It is required that all of the data be written out exactly.

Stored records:
________________________

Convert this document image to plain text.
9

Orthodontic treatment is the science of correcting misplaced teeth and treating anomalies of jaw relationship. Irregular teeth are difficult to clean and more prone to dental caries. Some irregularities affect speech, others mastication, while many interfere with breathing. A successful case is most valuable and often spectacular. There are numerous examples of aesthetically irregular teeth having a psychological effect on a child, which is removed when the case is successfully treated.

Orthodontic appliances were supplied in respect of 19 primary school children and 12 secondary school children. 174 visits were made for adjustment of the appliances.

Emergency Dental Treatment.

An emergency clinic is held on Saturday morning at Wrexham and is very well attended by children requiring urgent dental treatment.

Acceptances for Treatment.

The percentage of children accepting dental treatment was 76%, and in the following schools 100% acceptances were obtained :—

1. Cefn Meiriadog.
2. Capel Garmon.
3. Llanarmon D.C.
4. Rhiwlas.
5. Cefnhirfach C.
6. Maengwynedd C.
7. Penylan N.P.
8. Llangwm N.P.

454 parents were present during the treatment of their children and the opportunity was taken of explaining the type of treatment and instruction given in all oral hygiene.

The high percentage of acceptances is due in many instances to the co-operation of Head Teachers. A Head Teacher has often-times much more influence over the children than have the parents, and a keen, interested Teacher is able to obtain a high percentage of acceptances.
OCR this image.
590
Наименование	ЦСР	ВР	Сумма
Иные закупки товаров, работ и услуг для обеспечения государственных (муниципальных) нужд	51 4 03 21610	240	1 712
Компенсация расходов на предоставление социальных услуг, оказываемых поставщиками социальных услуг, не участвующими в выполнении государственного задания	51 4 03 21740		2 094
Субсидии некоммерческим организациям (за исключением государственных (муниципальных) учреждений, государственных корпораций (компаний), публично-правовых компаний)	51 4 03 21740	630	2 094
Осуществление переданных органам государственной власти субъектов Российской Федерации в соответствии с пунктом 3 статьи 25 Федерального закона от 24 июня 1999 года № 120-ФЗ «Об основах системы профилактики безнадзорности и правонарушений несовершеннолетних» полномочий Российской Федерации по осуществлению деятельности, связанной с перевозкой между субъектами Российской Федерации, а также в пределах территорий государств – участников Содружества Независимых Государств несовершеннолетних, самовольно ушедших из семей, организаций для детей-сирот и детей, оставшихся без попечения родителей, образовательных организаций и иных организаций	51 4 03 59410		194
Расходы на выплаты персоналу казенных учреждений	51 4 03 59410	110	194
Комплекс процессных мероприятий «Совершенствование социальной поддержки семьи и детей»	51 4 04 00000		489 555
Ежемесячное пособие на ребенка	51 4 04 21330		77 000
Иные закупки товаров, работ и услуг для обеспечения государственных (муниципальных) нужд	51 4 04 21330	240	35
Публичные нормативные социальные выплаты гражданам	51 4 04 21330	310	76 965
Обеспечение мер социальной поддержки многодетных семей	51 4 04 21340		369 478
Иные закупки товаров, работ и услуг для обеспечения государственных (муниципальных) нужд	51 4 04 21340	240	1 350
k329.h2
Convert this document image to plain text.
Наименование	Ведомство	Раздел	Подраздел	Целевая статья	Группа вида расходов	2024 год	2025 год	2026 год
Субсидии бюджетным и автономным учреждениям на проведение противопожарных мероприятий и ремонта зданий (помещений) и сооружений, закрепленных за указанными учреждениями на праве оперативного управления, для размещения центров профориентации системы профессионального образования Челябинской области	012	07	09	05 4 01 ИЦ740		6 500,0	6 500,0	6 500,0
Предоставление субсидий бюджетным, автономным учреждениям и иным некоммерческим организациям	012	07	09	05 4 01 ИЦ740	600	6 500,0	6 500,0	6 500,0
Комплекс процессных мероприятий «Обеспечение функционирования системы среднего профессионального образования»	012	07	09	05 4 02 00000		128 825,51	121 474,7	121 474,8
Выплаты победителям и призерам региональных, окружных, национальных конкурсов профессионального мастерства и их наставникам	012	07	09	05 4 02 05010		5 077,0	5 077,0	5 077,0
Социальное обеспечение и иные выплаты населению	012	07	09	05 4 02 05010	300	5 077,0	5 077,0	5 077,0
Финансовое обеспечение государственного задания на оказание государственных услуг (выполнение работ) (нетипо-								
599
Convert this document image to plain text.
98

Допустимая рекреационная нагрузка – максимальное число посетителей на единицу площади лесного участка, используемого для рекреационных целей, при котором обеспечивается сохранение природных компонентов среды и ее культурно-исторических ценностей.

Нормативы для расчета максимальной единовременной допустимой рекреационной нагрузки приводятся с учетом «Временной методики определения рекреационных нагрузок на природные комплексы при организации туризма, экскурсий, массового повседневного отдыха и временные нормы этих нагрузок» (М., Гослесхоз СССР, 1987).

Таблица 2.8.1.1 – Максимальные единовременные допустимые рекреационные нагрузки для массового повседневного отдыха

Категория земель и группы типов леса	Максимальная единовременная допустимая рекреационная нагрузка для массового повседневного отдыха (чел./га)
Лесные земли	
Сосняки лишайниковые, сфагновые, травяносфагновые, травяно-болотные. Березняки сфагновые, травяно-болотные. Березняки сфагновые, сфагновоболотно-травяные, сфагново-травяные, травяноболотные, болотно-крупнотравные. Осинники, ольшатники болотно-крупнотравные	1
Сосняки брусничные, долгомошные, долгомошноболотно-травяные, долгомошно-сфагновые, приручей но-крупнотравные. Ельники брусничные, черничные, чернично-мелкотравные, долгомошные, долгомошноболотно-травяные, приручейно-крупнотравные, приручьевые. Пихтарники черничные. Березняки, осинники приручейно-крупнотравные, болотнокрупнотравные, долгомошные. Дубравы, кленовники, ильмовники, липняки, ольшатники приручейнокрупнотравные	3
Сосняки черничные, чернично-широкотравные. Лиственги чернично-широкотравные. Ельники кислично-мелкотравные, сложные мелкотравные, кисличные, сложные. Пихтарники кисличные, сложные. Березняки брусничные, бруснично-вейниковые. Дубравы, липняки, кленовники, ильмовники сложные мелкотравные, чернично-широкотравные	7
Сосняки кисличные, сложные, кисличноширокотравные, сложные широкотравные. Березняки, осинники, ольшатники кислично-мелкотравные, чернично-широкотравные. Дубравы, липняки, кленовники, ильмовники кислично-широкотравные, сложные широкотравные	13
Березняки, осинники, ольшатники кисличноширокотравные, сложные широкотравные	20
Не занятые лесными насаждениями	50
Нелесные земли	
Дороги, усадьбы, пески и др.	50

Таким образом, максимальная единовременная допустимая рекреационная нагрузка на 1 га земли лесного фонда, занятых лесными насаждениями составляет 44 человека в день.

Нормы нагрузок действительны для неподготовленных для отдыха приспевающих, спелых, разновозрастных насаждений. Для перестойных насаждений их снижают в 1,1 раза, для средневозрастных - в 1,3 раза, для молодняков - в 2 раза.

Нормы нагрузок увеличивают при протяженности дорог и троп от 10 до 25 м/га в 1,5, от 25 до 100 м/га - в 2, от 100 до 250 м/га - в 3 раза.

________________________

Response
Convert this document image to plain text.
9

Orthodontic treatment is the science of correcting misplaced teeth and treating anomalies of jaw relationship. Irregular teeth are difficult to clean and more prone to dental caries. Some irregularities affect speech, others mastication, while many interfere with breathing. A successful case is most valuable and often spectacular. There are numerous examples of aesthetically irregular teeth having a psychological effect on a child, which is removed when the case is successfully treated.

Orthodontic appliances were supplied in respect of 19 primary school children and 12 secondary school children. 174 visits were made for adjustment of the appliances.

Emergency Dental Treatment.

An emergency clinic is held on Saturday morning at Wrexham and is very well attended by children requiring urgent dental treatment.

Acceptances for Treatment.

The percentage of children accepting dental treatment was 76%, and in the following schools 100% acceptances were obtained :—

1. Cefn Meiriadog.
2. Capel Garmon.
3. Llanarmon D.C.
4. Rhiwlas.
5. Cefnhirfach C.
6. Maengwynedd C.
7. Penylan N.P.
8. Llangwm N.P.

454 parents were present during the treatment of their children and the opportunity was taken of explaining the type of treatment and instruction given in all oral hygiene.

The high percentage of acceptances is due in many instances to the co-operation of Head Teachers. A Head Teacher has often-times much more influence over the children than have the parents, and a keen, interested Teacher is able to obtain a high percentage of acceptances.
OCR this image.
590
Наименование	ЦСР	ВР	Сумма
Иные закупки товаров, работ и услуг для обеспечения государственных (муниципальных) нужд	51 4 03 21610	240	1 712
Компенсация расходов на предоставление социальных услуг, оказываемых поставщиками социальных услуг, не участвующими в выполнении государственного задания	51 4 03 21740		2 094
Субсидии некоммерческим организациям (за исключением государственных (муниципальных) учреждений, государственных корпораций (компаний), публично-правовых компаний)	51 4 03 21740	630	2 094
Осуществление переданных органам государственной власти субъектов Российской Федерации в соответствии с пунктом 3 статьи 25 Федерального закона от 24 июня 1999 года № 120-ФЗ «Об основах системы профилактики безнадзорности и правонарушений несовершеннолетних» полномочий Российской Федерации по осуществлению деятельности, связанной с перевозкой между субъектами Российской Федерации, а также в пределах территорий государств – участников Содружества Независимых Государств несовершеннолетних, самовольно ушедших из семей, организаций для детей-сирот и детей, оставшихся без попечения родителей, образовательных организаций и иных организаций	51 4 03 59410		194
Расходы на выплаты персоналу казенных учреждений	51 4 03 59410	110	194
Комплекс процессных мероприятий «Совершенствование социальной поддержки семьи и детей»	51 4 04 00000		489 555
Ежемесячное пособие на ребенка	51 4 04 21330		77 000
Иные закупки товаров, работ и услуг для обеспечения государственных (муниципальных) нужд	51 4 04 21330	240	35
Публичные нормативные социальные выплаты гражданам	51 4 04 21330	310	76 965
Обеспечение мер социальной поддержки многодетных семей	51 4 04 21340		369 478
Иные закупки товаров, работ и услуг для обеспечения государственных (муниципальных) нужд	51 4 04 21340	240	1 350
k329.h2
Convert this document image to plain text.
Наименование	Ведомство	Раздел	Подраздел	Целевая статья	Группа вида расходов	2024 год	2025 год	2026 год
Субсидии бюджетным и автономным учреждениям на проведение противопожарных мероприятий и ремонта зданий (помещений) и сооружений, закрепленных за указанными учреждениями на праве оперативного управления, для размещения центров профориентации системы профессионального образования Челябинской области	012	07	09	05 4 01 ИЦ740		6 500,0	6 500,0	6 500,0
Предоставление субсидий бюджетным, автономным учреждениям и иным некоммерческим организациям	012	07	09	05 4 01 ИЦ740	600	6 500,0	6 500,0	6 500,0
Комплекс процессных мероприятий «Обеспечение функционирования системы среднего профессионального образования»	012	07	09	05 4 02 00000		128 825,51	121 474,7	121 474,8
Выплаты победителям и призерам региональных, окружных, национальных конкурсов профессионального мастерства и их наставникам	012	07	09	05 4 02 05010		5 077,0	5 077,0	5 077,0
Социальное обеспечение и иные выплаты населению	012	07	09	05 4 02 05010	300	5 077,0	5 077,0	5 077,0
Финансовое обеспечение государственного задания на оказание государственных услуг (выполнение работ) (нетипо-								
599
Convert this document image to plain text.
98

Допустимая рекреационная нагрузка – максимальное число посетителей на единицу площади лесного участка, используемого для рекреационных целей, при котором обеспечивается сохранение природных компонентов среды и ее культурно-исторических ценностей.

Нормативы для расчета максимальной единовременной допустимой рекреационной нагрузки приводятся с учетом «Временной методики определения рекреационных нагрузок на природные комплексы при организации туризма, экскурсий, массового повседневного отдыха и временные нормы этих нагрузок» (М., Гослесхоз СССР, 1987).

Таблица 2.8.1.1 – Максимальные единовременные допустимые рекреационные нагрузки для массового повседневного отдыха

Категория земель и группы типов леса	Максимальная единовременная допустимая рекреационная нагрузка для массового повседневного отдыха (чел./га)
Лесные земли	
Сосняки лишайниковые, сфагновые, травяносфагновые, травяно-болотные. Березняки сфагновые, травяно-болотные. Березняки сфагновые, сфагновоболотно-травяные, сфагново-травяные, травяноболотные, болотно-крупнотравные. Осинники, ольшатники болотно-крупнотравные	1
Сосняки брусничные, долгомошные, долгомошноболотно-травяные, долгомошно-сфагновые, приручей но-крупнотравные. Ельники брусничные, черничные, чернично-мелкотравные, долгомошные, долгомошноболотно-травяные, приручейно-крупнотравные, приручьевые. Пихтарники черничные. Березняки, осинники приручейно-крупнотравные, болотнокрупнотравные, долгомошные. Дубравы, кленовники, ильмовники, липняки, ольшатники приручейнокрупнотравные	3
Сосняки черничные, чернично-широкотравные. Лиственги чернично-широкотравные. Ельники кислично-мелкотравные, сложные мелкотравные, кисличные, сложные. Пихтарники кисличные, сложные. Березняки брусничные, бруснично-вейниковые. Дубравы, липняки, кленовники, ильмовники сложные мелкотравные, чернично-широкотравные	7
Сосняки кисличные, сложные, кисличноширокотравные, сложные широкотравные. Березняки, осинники, ольшатники кислично-мелкотравные, чернично-широкотравные. Дубравы, липняки, кленовники, ильмовники кислично-широкотравные, сложные широкотравные	13
Березняки, осинники, ольшатники кисличноширокотравные, сложные широкотравные	20
Не занятые лесными насаждениями	50
Нелесные земли	
Дороги, усадьбы, пески и др.	50

Таким образом, максимальная единовременная допустимая рекреационная нагрузка на 1 га земли лесного фонда, занятых лесными насаждениями составляет 44 человека в день.

Нормы нагрузок действительны для неподготовленных для отдыха приспевающих, спелых, разновозрастных насаждений. Для перестойных насаждений их снижают в 1,1 раза, для средневозрастных - в 1,3 раза, для молодняков - в 2 раза.

Нормы нагрузок увеличивают при протяженности дорог и троп от 10 до 25 м/га в 1,5, от 25 до 100 м/га - в 2, от 100 до 250 м/га - в 3 раза.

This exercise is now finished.